── Dataset excerpts ──

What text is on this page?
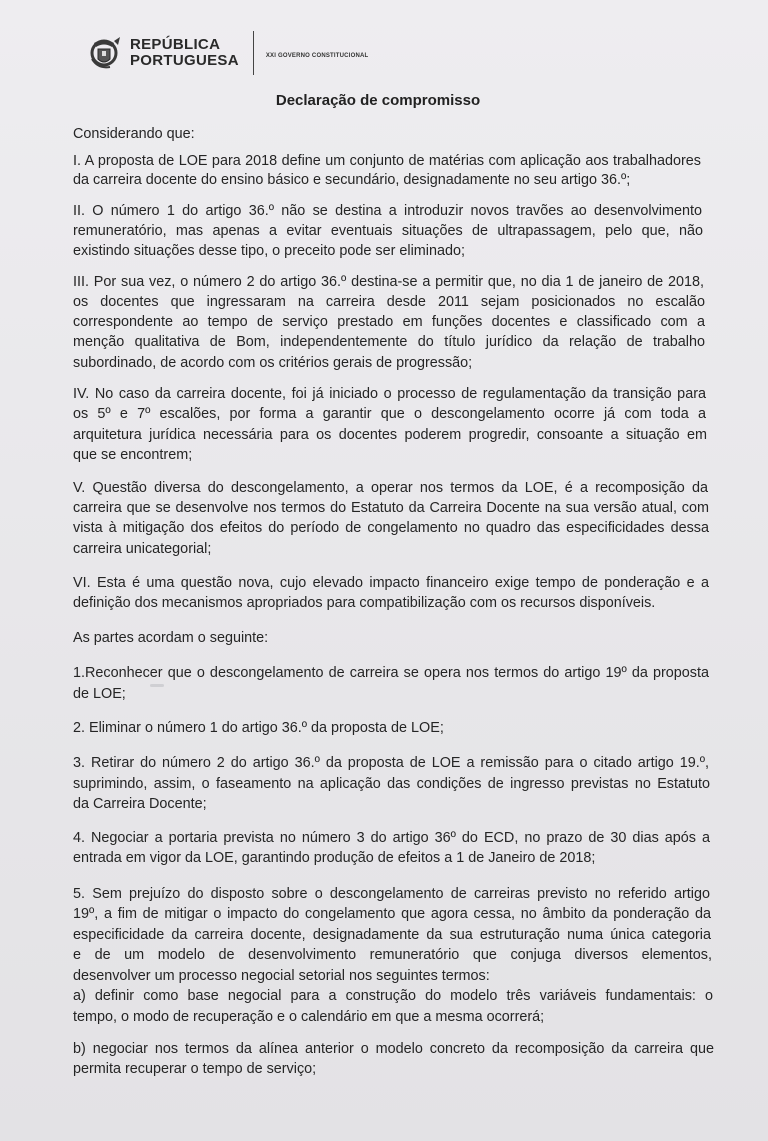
REPÚBLICA
PORTUGUESA	XXI GOVERNO CONSTITUCIONAL
Declaração de compromisso
Considerando que:
I. A proposta de LOE para 2018 define um conjunto de matérias com aplicação aos trabalhadores
da carreira docente do ensino básico e secundário, designadamente no seu artigo 36.º;
II. O número 1 do artigo 36.º não se destina a introduzir novos travões ao desenvolvimento
remuneratório, mas apenas a evitar eventuais situações de ultrapassagem, pelo que, não
existindo situações desse tipo, o preceito pode ser eliminado;
III. Por sua vez, o número 2 do artigo 36.º destina-se a permitir que, no dia 1 de janeiro de 2018,
os docentes que ingressaram na carreira desde 2011 sejam posicionados no escalão
correspondente ao tempo de serviço prestado em funções docentes e classificado com a
menção qualitativa de Bom, independentemente do título jurídico da relação de trabalho
subordinado, de acordo com os critérios gerais de progressão;
IV. No caso da carreira docente, foi já iniciado o processo de regulamentação da transição para
os 5º e 7º escalões, por forma a garantir que o descongelamento ocorre já com toda a
arquitetura jurídica necessária para os docentes poderem progredir, consoante a situação em
que se encontrem;
V. Questão diversa do descongelamento, a operar nos termos da LOE, é a recomposição da
carreira que se desenvolve nos termos do Estatuto da Carreira Docente na sua versão atual, com
vista à mitigação dos efeitos do período de congelamento no quadro das especificidades dessa
carreira unicategorial;
VI. Esta é uma questão nova, cujo elevado impacto financeiro exige tempo de ponderação e a
definição dos mecanismos apropriados para compatibilização com os recursos disponíveis.
As partes acordam o seguinte:
1.Reconhecer que o descongelamento de carreira se opera nos termos do artigo 19º da proposta
de LOE;
2. Eliminar o número 1 do artigo 36.º da proposta de LOE;
3. Retirar do número 2 do artigo 36.º da proposta de LOE a remissão para o citado artigo 19.º,
suprimindo, assim, o faseamento na aplicação das condições de ingresso previstas no Estatuto
da Carreira Docente;
4. Negociar a portaria prevista no número 3 do artigo 36º do ECD, no prazo de 30 dias após a
entrada em vigor da LOE, garantindo produção de efeitos a 1 de Janeiro de 2018;
5. Sem prejuízo do disposto sobre o descongelamento de carreiras previsto no referido artigo
19º, a fim de mitigar o impacto do congelamento que agora cessa, no âmbito da ponderação da
especificidade da carreira docente, designadamente da sua estruturação numa única categoria
e de um modelo de desenvolvimento remuneratório que conjuga diversos elementos,
desenvolver um processo negocial setorial nos seguintes termos:
a) definir como base negocial para a construção do modelo três variáveis fundamentais: o
tempo, o modo de recuperação e o calendário em que a mesma ocorrerá;
b) negociar nos termos da alínea anterior o modelo concreto da recomposição da carreira que
permita recuperar o tempo de serviço;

───

> Written task
Among the entries above, identify all lines with "desenvolvimento" and copy them.

> Task response
II. O número 1 do artigo 36.º não se destina a introduzir novos travões ao desenvolvimento
e de um modelo de desenvolvimento remuneratório que conjuga diversos elementos,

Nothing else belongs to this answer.